= What you should do =
Scan the listing that follows and report how many lines contain "สไปรษณ". Write the number alone.

Dataset excerpt
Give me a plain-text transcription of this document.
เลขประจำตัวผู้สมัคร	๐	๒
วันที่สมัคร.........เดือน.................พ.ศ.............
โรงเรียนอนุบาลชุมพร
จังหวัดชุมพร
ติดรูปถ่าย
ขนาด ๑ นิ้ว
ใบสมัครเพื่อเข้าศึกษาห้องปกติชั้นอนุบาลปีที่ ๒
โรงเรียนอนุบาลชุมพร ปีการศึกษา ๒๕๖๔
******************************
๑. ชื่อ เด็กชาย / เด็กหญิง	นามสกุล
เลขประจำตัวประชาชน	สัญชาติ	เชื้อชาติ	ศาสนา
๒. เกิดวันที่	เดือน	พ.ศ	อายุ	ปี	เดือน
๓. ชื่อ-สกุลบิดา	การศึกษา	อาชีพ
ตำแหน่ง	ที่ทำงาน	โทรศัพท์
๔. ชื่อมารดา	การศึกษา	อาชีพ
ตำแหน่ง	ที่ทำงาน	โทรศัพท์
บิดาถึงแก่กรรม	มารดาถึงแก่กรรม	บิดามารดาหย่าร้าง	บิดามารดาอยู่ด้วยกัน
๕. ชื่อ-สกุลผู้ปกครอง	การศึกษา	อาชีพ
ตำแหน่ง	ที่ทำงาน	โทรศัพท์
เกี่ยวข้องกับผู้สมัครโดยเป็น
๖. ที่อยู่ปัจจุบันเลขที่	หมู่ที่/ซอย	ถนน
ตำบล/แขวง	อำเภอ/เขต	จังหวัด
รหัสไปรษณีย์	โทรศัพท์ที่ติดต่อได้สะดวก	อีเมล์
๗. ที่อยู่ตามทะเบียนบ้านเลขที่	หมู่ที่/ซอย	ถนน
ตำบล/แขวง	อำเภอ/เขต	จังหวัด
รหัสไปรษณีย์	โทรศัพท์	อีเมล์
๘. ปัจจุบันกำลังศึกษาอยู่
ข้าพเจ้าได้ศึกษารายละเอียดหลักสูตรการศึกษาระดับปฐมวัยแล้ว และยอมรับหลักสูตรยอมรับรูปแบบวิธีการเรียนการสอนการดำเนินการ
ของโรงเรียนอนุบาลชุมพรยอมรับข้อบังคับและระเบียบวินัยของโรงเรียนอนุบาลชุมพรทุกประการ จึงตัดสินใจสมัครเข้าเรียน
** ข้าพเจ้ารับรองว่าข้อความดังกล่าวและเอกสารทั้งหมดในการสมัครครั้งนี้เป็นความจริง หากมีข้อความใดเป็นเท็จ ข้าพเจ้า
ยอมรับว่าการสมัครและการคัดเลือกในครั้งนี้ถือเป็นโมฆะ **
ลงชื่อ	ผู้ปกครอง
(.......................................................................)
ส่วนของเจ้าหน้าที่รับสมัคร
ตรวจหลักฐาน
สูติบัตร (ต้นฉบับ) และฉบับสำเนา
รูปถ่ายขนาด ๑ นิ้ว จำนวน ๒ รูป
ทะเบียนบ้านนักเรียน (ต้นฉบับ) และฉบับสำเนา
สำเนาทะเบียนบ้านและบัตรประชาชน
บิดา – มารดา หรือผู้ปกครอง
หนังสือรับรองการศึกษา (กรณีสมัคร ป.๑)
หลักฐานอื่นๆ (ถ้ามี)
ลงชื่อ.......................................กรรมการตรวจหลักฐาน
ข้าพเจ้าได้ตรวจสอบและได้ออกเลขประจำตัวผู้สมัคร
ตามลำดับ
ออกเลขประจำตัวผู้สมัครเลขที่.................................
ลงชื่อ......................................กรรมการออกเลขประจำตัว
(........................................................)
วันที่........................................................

= Exercise response =
2